» Task data
◇ ◇ ◇ ◇ ◇ ◇ ◇

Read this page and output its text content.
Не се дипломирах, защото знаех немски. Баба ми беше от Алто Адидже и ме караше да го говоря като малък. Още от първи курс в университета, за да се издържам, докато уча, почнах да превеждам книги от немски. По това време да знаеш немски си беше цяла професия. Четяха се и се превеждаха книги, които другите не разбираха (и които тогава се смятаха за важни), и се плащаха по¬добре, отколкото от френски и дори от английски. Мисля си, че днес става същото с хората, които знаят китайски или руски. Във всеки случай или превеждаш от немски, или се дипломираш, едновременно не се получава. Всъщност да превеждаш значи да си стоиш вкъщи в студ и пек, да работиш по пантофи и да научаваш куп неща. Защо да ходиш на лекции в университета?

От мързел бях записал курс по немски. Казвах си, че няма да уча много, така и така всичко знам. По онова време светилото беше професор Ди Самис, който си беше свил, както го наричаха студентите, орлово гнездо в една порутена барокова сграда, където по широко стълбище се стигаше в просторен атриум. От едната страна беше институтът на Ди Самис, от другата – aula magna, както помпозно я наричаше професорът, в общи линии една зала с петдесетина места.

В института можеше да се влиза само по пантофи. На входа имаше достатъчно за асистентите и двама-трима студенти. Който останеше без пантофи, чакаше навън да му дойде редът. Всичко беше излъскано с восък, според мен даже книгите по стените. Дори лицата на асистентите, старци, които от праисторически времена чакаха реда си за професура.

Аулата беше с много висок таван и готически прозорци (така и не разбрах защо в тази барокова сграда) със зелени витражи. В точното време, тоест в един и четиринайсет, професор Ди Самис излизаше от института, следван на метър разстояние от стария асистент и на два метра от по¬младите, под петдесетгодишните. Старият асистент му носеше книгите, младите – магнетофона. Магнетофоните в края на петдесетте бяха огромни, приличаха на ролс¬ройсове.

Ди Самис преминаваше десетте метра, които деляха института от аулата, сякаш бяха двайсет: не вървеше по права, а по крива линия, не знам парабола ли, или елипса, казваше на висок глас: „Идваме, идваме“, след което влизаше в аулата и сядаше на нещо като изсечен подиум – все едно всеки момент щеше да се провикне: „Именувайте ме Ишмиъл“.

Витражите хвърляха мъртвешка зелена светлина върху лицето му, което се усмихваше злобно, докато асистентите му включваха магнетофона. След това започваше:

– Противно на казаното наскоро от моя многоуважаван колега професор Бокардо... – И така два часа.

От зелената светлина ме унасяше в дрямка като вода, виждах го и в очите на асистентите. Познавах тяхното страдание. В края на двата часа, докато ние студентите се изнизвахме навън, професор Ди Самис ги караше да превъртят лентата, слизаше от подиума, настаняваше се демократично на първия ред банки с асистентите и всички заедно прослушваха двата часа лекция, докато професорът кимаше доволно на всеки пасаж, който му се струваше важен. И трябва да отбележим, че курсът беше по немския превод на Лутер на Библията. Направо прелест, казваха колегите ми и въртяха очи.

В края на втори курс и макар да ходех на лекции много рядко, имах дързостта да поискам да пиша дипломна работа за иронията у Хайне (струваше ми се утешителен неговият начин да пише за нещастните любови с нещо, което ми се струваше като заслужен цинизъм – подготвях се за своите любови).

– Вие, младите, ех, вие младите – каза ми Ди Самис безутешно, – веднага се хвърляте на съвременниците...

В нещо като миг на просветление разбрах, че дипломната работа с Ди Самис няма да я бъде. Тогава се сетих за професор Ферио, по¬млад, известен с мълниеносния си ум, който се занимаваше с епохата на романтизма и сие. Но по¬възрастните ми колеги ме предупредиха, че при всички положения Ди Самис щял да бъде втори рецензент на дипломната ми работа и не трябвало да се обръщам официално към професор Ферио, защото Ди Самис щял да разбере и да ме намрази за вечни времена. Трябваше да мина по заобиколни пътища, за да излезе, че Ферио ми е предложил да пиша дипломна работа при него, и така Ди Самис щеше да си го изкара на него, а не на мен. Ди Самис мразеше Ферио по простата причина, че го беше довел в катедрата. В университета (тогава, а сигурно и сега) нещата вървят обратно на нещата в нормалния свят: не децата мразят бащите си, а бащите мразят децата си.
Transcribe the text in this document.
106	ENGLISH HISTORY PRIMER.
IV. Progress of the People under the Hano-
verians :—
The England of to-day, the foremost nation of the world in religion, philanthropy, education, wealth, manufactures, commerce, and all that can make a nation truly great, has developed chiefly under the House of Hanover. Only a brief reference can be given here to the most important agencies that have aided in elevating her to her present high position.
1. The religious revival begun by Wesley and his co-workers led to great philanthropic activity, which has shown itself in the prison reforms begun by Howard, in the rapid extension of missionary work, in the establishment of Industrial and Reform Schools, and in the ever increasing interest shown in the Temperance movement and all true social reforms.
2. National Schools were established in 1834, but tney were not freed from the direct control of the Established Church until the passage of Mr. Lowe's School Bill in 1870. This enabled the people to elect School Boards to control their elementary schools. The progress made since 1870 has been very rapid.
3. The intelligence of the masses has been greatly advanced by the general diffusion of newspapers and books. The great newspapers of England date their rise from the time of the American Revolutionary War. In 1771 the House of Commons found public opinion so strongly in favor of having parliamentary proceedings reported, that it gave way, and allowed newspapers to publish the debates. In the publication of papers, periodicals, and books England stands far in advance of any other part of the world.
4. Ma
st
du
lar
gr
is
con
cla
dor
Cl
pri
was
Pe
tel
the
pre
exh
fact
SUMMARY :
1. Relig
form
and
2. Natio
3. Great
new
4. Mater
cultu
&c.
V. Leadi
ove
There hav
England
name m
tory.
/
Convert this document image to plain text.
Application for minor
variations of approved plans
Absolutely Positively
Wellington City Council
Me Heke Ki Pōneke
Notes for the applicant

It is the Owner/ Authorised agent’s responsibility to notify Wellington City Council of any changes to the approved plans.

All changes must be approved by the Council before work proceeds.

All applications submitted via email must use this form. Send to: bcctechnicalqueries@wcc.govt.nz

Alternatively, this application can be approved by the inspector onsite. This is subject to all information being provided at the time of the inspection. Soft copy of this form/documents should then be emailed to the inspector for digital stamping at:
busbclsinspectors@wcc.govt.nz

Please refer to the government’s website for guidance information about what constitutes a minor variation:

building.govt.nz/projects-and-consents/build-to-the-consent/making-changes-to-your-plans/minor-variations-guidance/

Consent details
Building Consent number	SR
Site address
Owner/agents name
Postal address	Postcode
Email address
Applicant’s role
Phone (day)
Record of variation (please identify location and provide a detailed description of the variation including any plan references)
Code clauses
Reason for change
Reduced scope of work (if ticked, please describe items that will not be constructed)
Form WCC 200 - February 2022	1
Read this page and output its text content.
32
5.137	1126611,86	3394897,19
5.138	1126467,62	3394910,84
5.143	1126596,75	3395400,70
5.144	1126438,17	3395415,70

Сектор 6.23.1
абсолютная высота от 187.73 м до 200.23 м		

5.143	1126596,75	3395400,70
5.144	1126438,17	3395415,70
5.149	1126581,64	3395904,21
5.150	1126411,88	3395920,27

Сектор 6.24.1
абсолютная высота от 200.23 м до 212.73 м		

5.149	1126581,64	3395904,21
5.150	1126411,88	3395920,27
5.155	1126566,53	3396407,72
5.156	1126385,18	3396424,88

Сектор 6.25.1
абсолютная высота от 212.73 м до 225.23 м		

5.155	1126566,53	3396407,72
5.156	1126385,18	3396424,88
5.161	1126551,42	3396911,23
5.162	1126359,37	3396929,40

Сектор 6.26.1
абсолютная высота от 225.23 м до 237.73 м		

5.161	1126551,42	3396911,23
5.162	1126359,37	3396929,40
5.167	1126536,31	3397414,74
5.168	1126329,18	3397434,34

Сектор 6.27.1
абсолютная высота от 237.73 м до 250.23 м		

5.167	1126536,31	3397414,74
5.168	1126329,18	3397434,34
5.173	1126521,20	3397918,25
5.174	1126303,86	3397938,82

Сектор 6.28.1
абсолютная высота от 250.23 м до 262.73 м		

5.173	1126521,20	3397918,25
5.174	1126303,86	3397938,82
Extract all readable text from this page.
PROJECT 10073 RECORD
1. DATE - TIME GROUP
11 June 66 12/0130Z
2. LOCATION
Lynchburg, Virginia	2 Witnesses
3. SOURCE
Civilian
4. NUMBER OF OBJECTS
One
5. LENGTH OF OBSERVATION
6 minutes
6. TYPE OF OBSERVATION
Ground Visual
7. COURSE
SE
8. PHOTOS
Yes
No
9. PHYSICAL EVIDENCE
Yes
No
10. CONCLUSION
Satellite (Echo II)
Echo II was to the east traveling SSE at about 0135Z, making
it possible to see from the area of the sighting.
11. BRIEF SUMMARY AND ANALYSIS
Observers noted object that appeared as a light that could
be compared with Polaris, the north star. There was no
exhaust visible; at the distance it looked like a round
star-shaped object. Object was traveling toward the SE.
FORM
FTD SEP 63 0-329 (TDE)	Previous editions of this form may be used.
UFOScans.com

◇ ◇ ◇ ◇ ◇ ◇ ◇

» Direction
Using the data above, copy each line that contains "been".

» Solution to this exercise
2. National Schools were established in 1834, but tney were not freed from the direct control of the Established Church until the passage of Mr. Lowe's School Bill in 1870. This enabled the people to elect School Boards to control their elementary schools. The progress made since 1870 has been very rapid.
3. The intelligence of the masses has been greatly advanced by the general diffusion of newspapers and books. The great newspapers of England date their rise from the time of the American Revolutionary War. In 1771 the House of Commons found public opinion so strongly in favor of having parliamentary proceedings reported, that it gave way, and allowed newspapers to publish the debates. In the publication of papers, periodicals, and books England stands far in advance of any other part of the world.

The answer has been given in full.